** begin **
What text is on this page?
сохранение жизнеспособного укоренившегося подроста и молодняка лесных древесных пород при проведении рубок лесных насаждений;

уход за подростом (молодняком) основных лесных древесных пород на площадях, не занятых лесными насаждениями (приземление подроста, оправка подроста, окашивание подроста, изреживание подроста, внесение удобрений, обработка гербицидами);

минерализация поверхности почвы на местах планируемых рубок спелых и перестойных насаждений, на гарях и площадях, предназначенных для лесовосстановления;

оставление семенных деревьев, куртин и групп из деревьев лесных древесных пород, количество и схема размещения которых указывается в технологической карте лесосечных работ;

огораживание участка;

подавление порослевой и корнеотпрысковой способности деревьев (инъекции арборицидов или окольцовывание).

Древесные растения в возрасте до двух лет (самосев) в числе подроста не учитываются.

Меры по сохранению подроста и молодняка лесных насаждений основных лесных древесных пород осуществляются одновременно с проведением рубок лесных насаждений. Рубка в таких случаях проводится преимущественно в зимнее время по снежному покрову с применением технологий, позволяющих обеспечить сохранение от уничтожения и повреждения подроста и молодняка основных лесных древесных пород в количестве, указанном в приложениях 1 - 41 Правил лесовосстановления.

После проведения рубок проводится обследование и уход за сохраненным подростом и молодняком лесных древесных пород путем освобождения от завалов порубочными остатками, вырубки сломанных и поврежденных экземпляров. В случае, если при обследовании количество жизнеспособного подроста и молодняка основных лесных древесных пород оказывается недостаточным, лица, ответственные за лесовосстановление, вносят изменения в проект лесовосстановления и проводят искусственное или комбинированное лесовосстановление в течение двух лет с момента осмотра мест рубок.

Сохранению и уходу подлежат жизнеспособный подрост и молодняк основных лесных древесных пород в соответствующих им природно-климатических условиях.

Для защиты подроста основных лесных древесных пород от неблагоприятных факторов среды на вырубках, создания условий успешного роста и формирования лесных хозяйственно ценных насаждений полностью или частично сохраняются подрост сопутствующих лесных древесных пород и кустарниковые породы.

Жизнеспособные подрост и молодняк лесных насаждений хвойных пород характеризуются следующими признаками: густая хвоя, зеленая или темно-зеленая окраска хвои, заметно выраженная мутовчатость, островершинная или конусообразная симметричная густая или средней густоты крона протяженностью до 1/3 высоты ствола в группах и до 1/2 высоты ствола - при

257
** end **
** begin **
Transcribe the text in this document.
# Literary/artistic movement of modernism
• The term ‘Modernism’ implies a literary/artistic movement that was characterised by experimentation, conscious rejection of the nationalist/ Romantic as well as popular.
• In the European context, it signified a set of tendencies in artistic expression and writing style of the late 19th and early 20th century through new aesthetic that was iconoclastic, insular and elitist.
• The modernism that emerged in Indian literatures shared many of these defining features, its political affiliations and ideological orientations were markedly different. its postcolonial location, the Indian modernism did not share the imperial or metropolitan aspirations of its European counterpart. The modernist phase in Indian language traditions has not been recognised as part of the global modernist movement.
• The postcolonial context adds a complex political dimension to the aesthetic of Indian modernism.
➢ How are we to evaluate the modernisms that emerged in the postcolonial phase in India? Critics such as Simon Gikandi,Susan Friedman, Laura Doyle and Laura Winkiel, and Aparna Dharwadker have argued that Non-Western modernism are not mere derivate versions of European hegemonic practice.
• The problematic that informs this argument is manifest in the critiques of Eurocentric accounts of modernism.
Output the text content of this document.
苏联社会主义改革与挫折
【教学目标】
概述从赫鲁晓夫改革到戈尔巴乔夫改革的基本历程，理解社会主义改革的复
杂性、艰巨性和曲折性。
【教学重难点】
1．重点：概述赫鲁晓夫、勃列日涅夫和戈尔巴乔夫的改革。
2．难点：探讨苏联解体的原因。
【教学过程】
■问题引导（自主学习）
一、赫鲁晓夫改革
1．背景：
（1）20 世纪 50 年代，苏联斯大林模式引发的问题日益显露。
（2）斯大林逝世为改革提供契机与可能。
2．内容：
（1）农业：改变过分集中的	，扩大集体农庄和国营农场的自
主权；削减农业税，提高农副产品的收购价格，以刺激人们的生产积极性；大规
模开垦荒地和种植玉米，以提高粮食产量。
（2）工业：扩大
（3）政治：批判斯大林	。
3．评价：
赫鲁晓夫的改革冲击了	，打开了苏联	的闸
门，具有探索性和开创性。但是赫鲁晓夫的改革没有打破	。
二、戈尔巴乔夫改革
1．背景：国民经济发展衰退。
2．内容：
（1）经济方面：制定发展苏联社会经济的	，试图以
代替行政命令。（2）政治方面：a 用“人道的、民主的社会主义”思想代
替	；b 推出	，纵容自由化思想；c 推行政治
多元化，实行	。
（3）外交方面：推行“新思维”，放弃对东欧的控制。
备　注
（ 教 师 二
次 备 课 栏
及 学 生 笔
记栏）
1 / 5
** end **
** begin **
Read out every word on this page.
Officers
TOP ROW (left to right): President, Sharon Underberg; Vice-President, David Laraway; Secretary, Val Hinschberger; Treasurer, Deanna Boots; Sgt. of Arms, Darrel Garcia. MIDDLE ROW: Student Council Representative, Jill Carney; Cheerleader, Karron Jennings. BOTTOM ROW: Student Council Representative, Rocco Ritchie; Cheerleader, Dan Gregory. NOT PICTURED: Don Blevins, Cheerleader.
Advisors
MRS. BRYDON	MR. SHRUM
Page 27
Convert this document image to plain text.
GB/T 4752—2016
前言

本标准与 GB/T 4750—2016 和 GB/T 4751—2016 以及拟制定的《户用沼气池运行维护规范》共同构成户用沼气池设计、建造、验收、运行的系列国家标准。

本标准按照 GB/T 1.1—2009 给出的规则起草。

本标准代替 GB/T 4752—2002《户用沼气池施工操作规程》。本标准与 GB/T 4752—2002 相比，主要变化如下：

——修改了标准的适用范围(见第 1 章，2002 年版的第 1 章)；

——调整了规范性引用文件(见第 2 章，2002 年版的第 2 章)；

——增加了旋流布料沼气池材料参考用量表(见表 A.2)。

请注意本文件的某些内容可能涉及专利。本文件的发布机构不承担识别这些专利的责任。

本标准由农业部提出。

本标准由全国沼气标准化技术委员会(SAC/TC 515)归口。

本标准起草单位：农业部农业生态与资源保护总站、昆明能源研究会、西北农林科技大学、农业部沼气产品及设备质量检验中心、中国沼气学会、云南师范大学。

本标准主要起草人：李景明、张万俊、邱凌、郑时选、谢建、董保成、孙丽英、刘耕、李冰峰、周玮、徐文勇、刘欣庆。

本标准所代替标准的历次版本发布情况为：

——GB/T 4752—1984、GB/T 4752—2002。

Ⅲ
** end **
**Exercise goal:**
Within the listing above, find every line containing the string "年版的第" and return it.

**Written solution:**
——修改了标准的适用范围(见第 1 章，2002 年版的第 1 章)；
——调整了规范性引用文件(见第 2 章，2002 年版的第 2 章)；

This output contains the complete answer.